**Required task:**
Give every line back verbatim, dropping all images.

(Items from a data source)

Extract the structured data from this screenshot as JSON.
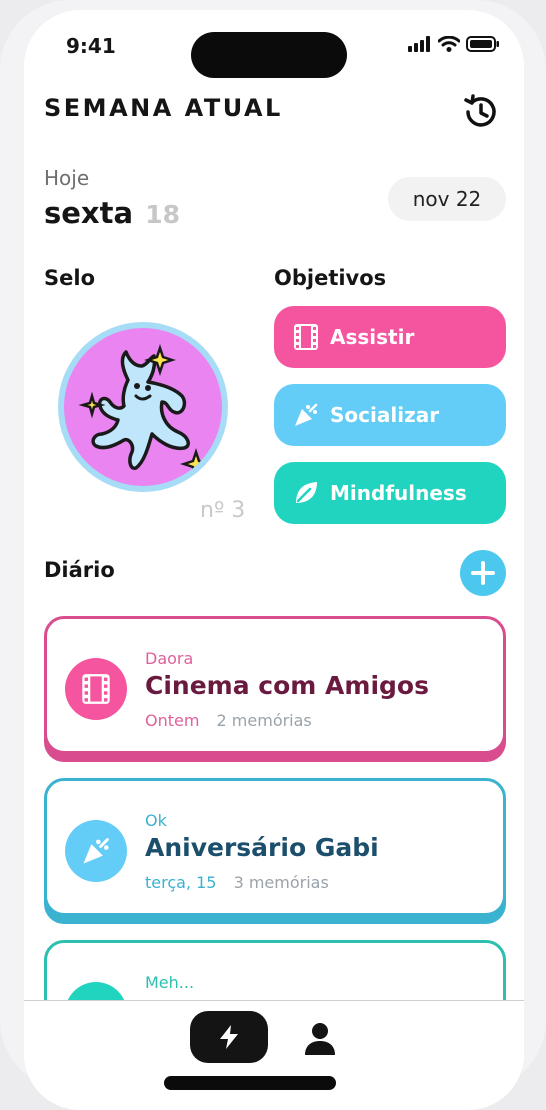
{
  "status_bar": {
    "time": "9:41"
  },
  "header": {
    "title": "SEMANA ATUAL"
  },
  "today": {
    "label": "Hoje",
    "day_name": "sexta",
    "day_number": "18",
    "month_pill": "nov 22"
  },
  "seal": {
    "heading": "Selo",
    "number": "nº 3"
  },
  "goals": {
    "heading": "Objetivos",
    "items": [
      {
        "label": "Assistir",
        "icon": "film-icon",
        "color": "#f5559e"
      },
      {
        "label": "Socializar",
        "icon": "party-popper-icon",
        "color": "#63cdf7"
      },
      {
        "label": "Mindfulness",
        "icon": "leaf-icon",
        "color": "#20d4bf"
      }
    ]
  },
  "diary": {
    "heading": "Diário",
    "entries": [
      {
        "mood": "Daora",
        "title": "Cinema com Amigos",
        "date": "Ontem",
        "count": "2 memórias",
        "accent": "#d94d8e"
      },
      {
        "mood": "Ok",
        "title": "Aniversário Gabi",
        "date": "terça, 15",
        "count": "3 memórias",
        "accent": "#3bb2cf"
      },
      {
        "mood": "Meh...",
        "title": "",
        "date": "",
        "count": "",
        "accent": "#2bbfb0"
      }
    ]
  },
  "tabbar": {
    "active": "lightning-icon",
    "other": "profile-icon"
  }
}
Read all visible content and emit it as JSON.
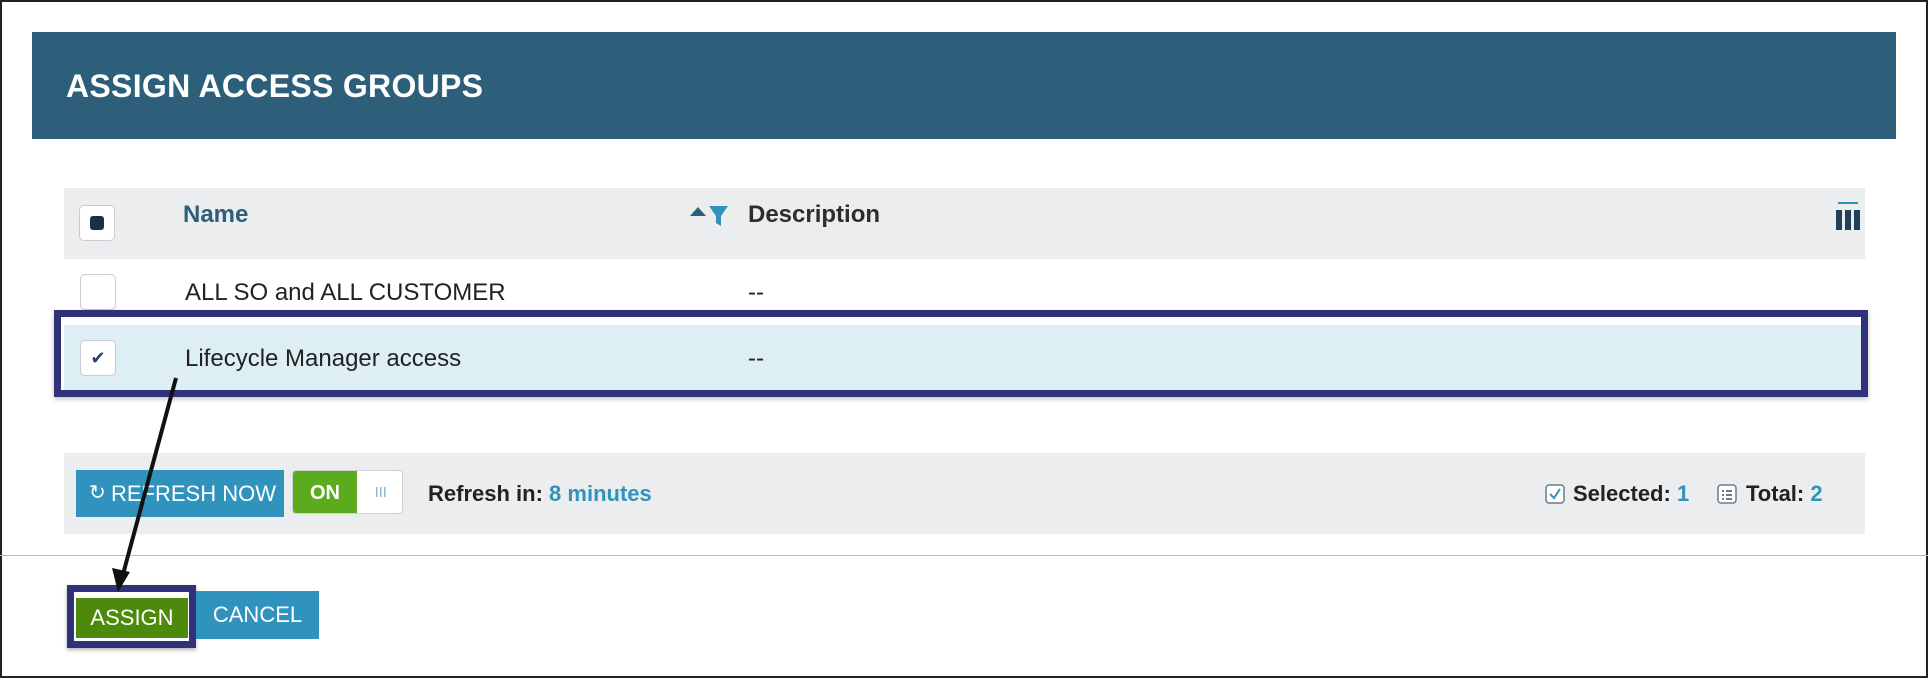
{
  "dialog": {
    "title": "ASSIGN ACCESS GROUPS"
  },
  "grid": {
    "columns": {
      "name": "Name",
      "description": "Description"
    },
    "rows": [
      {
        "name": "ALL SO and ALL CUSTOMER",
        "description": "--",
        "checked": false
      },
      {
        "name": "Lifecycle Manager access",
        "description": "--",
        "checked": true
      }
    ]
  },
  "toolbar": {
    "refresh_label": "REFRESH NOW",
    "toggle_label": "ON",
    "refresh_in_label": "Refresh in:",
    "refresh_in_value": "8 minutes",
    "selected_label": "Selected:",
    "selected_count": "1",
    "total_label": "Total:",
    "total_count": "2"
  },
  "footer": {
    "assign_label": "ASSIGN",
    "cancel_label": "CANCEL"
  },
  "icons": {
    "check": "✔",
    "refresh": "↻"
  },
  "colors": {
    "header_bg": "#2e5f7a",
    "accent": "#2f93bd",
    "on_green": "#5caa1d",
    "assign_green": "#4d8a0c",
    "highlight": "#2f3279"
  }
}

**Exercise result:**
Extract the structured data from this screenshot as JSON.
{
  "status_bar": {
    "time": "9:41"
  },
  "header": {
    "title": "SEMANA ATUAL"
  },
  "today": {
    "label": "Hoje",
    "day_name": "sexta",
    "day_number": "18",
    "month_pill": "nov 22"
  },
  "seal": {
    "heading": "Selo",
    "number": "nº 3"
  },
  "goals": {
    "heading": "Objetivos",
    "items": [
      {
        "label": "Assistir",
        "icon": "film-icon",
        "color": "#f5559e"
      },
      {
        "label": "Socializar",
        "icon": "party-popper-icon",
        "color": "#63cdf7"
      },
      {
        "label": "Mindfulness",
        "icon": "leaf-icon",
        "color": "#20d4bf"
      }
    ]
  },
  "diary": {
    "heading": "Diário",
    "entries": [
      {
        "mood": "Daora",
        "title": "Cinema com Amigos",
        "date": "Ontem",
        "count": "2 memórias",
        "accent": "#d94d8e"
      },
      {
        "mood": "Ok",
        "title": "Aniversário Gabi",
        "date": "terça, 15",
        "count": "3 memórias",
        "accent": "#3bb2cf"
      },
      {
        "mood": "Meh...",
        "title": "",
        "date": "",
        "count": "",
        "accent": "#2bbfb0"
      }
    ]
  },
  "tabbar": {
    "active": "lightning-icon",
    "other": "profile-icon"
  }
}
Read all visible content and emit it as JSON.
{
  "dialog": {
    "title": "ASSIGN ACCESS GROUPS"
  },
  "grid": {
    "columns": {
      "name": "Name",
      "description": "Description"
    },
    "rows": [
      {
        "name": "ALL SO and ALL CUSTOMER",
        "description": "--",
        "checked": false
      },
      {
        "name": "Lifecycle Manager access",
        "description": "--",
        "checked": true
      }
    ]
  },
  "toolbar": {
    "refresh_label": "REFRESH NOW",
    "toggle_label": "ON",
    "refresh_in_label": "Refresh in:",
    "refresh_in_value": "8 minutes",
    "selected_label": "Selected:",
    "selected_count": "1",
    "total_label": "Total:",
    "total_count": "2"
  },
  "footer": {
    "assign_label": "ASSIGN",
    "cancel_label": "CANCEL"
  },
  "icons": {
    "check": "✔",
    "refresh": "↻"
  },
  "colors": {
    "header_bg": "#2e5f7a",
    "accent": "#2f93bd",
    "on_green": "#5caa1d",
    "assign_green": "#4d8a0c",
    "highlight": "#2f3279"
  }
}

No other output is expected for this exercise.